• _Short exercise_: Each record needs to be echoed exactly; can you do that?

Dataset entries on figures
########################################
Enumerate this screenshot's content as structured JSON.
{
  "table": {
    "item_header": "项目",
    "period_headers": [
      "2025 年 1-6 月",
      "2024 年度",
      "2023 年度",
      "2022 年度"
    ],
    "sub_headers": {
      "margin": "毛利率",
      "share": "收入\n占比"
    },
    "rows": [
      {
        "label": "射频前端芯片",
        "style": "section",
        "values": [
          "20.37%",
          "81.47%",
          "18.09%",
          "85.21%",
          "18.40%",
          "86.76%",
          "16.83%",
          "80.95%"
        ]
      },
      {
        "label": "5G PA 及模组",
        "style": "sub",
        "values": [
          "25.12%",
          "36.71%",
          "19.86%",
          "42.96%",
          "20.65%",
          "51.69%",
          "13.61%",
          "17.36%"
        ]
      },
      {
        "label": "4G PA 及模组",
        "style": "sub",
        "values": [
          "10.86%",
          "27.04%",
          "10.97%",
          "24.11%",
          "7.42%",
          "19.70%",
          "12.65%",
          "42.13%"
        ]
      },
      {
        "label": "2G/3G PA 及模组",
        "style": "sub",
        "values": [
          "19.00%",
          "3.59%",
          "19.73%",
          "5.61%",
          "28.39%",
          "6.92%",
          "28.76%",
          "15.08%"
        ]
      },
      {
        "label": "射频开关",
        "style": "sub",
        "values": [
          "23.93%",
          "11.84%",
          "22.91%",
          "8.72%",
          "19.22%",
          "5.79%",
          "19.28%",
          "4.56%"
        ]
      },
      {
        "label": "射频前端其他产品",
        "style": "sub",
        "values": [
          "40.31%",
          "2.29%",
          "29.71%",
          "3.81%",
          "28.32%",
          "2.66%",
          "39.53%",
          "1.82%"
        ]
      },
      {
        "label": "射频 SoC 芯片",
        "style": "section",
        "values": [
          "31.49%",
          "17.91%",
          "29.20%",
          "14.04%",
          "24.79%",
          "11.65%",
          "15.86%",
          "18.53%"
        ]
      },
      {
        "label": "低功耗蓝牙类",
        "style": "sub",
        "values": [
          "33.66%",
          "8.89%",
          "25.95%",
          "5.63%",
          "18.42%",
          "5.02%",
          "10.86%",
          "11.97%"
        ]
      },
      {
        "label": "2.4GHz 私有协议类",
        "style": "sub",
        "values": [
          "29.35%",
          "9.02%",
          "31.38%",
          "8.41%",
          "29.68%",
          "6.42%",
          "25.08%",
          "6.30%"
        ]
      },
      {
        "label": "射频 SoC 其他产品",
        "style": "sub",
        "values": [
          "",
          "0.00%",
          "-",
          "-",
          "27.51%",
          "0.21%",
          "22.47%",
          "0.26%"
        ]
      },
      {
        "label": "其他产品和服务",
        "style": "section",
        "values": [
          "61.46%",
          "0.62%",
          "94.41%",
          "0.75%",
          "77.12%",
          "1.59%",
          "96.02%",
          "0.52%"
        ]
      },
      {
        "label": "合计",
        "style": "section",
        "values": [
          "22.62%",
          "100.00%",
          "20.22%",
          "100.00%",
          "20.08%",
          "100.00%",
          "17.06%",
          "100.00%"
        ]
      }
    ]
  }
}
########################################
• _Final result_:
Enumerate this screenshot's content as structured JSON.
{
  "table": {
    "item_header": "项目",
    "period_headers": [
      "2025 年 1-6 月",
      "2024 年度",
      "2023 年度",
      "2022 年度"
    ],
    "sub_headers": {
      "margin": "毛利率",
      "share": "收入\n占比"
    },
    "rows": [
      {
        "label": "射频前端芯片",
        "style": "section",
        "values": [
          "20.37%",
          "81.47%",
          "18.09%",
          "85.21%",
          "18.40%",
          "86.76%",
          "16.83%",
          "80.95%"
        ]
      },
      {
        "label": "5G PA 及模组",
        "style": "sub",
        "values": [
          "25.12%",
          "36.71%",
          "19.86%",
          "42.96%",
          "20.65%",
          "51.69%",
          "13.61%",
          "17.36%"
        ]
      },
      {
        "label": "4G PA 及模组",
        "style": "sub",
        "values": [
          "10.86%",
          "27.04%",
          "10.97%",
          "24.11%",
          "7.42%",
          "19.70%",
          "12.65%",
          "42.13%"
        ]
      },
      {
        "label": "2G/3G PA 及模组",
        "style": "sub",
        "values": [
          "19.00%",
          "3.59%",
          "19.73%",
          "5.61%",
          "28.39%",
          "6.92%",
          "28.76%",
          "15.08%"
        ]
      },
      {
        "label": "射频开关",
        "style": "sub",
        "values": [
          "23.93%",
          "11.84%",
          "22.91%",
          "8.72%",
          "19.22%",
          "5.79%",
          "19.28%",
          "4.56%"
        ]
      },
      {
        "label": "射频前端其他产品",
        "style": "sub",
        "values": [
          "40.31%",
          "2.29%",
          "29.71%",
          "3.81%",
          "28.32%",
          "2.66%",
          "39.53%",
          "1.82%"
        ]
      },
      {
        "label": "射频 SoC 芯片",
        "style": "section",
        "values": [
          "31.49%",
          "17.91%",
          "29.20%",
          "14.04%",
          "24.79%",
          "11.65%",
          "15.86%",
          "18.53%"
        ]
      },
      {
        "label": "低功耗蓝牙类",
        "style": "sub",
        "values": [
          "33.66%",
          "8.89%",
          "25.95%",
          "5.63%",
          "18.42%",
          "5.02%",
          "10.86%",
          "11.97%"
        ]
      },
      {
        "label": "2.4GHz 私有协议类",
        "style": "sub",
        "values": [
          "29.35%",
          "9.02%",
          "31.38%",
          "8.41%",
          "29.68%",
          "6.42%",
          "25.08%",
          "6.30%"
        ]
      },
      {
        "label": "射频 SoC 其他产品",
        "style": "sub",
        "values": [
          "",
          "0.00%",
          "-",
          "-",
          "27.51%",
          "0.21%",
          "22.47%",
          "0.26%"
        ]
      },
      {
        "label": "其他产品和服务",
        "style": "section",
        "values": [
          "61.46%",
          "0.62%",
          "94.41%",
          "0.75%",
          "77.12%",
          "1.59%",
          "96.02%",
          "0.52%"
        ]
      },
      {
        "label": "合计",
        "style": "section",
        "values": [
          "22.62%",
          "100.00%",
          "20.22%",
          "100.00%",
          "20.08%",
          "100.00%",
          "17.06%",
          "100.00%"
        ]
      }
    ]
  }
}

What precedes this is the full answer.